__OBJECTIVE__:
Please copy all the lines that follow, word for word.

__STORED DATA__:
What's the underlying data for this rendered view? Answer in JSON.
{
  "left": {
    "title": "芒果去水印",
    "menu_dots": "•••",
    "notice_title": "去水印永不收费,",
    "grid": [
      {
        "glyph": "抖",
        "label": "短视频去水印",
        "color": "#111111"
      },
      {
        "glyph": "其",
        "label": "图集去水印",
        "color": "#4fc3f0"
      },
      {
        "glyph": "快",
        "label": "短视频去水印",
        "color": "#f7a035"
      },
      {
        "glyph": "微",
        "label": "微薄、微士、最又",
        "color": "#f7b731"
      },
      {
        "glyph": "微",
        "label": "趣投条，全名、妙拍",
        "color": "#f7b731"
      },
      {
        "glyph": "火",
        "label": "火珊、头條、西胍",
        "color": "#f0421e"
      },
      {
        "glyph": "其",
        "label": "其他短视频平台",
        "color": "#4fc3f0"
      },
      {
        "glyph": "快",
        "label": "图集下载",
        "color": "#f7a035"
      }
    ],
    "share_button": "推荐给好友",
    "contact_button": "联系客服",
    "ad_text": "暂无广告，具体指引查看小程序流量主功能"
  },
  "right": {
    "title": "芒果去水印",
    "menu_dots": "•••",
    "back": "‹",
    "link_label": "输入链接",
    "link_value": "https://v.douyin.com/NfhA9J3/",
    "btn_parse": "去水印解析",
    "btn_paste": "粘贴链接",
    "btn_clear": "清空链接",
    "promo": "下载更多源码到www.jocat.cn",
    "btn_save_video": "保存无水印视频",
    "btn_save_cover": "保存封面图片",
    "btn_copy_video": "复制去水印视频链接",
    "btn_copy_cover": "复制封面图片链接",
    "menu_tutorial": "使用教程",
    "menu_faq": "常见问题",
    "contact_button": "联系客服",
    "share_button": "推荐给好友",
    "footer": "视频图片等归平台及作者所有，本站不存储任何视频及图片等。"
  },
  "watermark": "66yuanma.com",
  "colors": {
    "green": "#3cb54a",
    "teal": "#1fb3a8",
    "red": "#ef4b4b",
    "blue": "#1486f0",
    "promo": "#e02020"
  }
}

__TASK RESPONSE__:
What's the underlying data for this rendered view? Answer in JSON.
{
  "left": {
    "title": "芒果去水印",
    "menu_dots": "•••",
    "notice_title": "去水印永不收费,",
    "grid": [
      {
        "glyph": "抖",
        "label": "短视频去水印",
        "color": "#111111"
      },
      {
        "glyph": "其",
        "label": "图集去水印",
        "color": "#4fc3f0"
      },
      {
        "glyph": "快",
        "label": "短视频去水印",
        "color": "#f7a035"
      },
      {
        "glyph": "微",
        "label": "微薄、微士、最又",
        "color": "#f7b731"
      },
      {
        "glyph": "微",
        "label": "趣投条，全名、妙拍",
        "color": "#f7b731"
      },
      {
        "glyph": "火",
        "label": "火珊、头條、西胍",
        "color": "#f0421e"
      },
      {
        "glyph": "其",
        "label": "其他短视频平台",
        "color": "#4fc3f0"
      },
      {
        "glyph": "快",
        "label": "图集下载",
        "color": "#f7a035"
      }
    ],
    "share_button": "推荐给好友",
    "contact_button": "联系客服",
    "ad_text": "暂无广告，具体指引查看小程序流量主功能"
  },
  "right": {
    "title": "芒果去水印",
    "menu_dots": "•••",
    "back": "‹",
    "link_label": "输入链接",
    "link_value": "https://v.douyin.com/NfhA9J3/",
    "btn_parse": "去水印解析",
    "btn_paste": "粘贴链接",
    "btn_clear": "清空链接",
    "promo": "下载更多源码到www.jocat.cn",
    "btn_save_video": "保存无水印视频",
    "btn_save_cover": "保存封面图片",
    "btn_copy_video": "复制去水印视频链接",
    "btn_copy_cover": "复制封面图片链接",
    "menu_tutorial": "使用教程",
    "menu_faq": "常见问题",
    "contact_button": "联系客服",
    "share_button": "推荐给好友",
    "footer": "视频图片等归平台及作者所有，本站不存储任何视频及图片等。"
  },
  "watermark": "66yuanma.com",
  "colors": {
    "green": "#3cb54a",
    "teal": "#1fb3a8",
    "red": "#ef4b4b",
    "blue": "#1486f0",
    "promo": "#e02020"
  }
}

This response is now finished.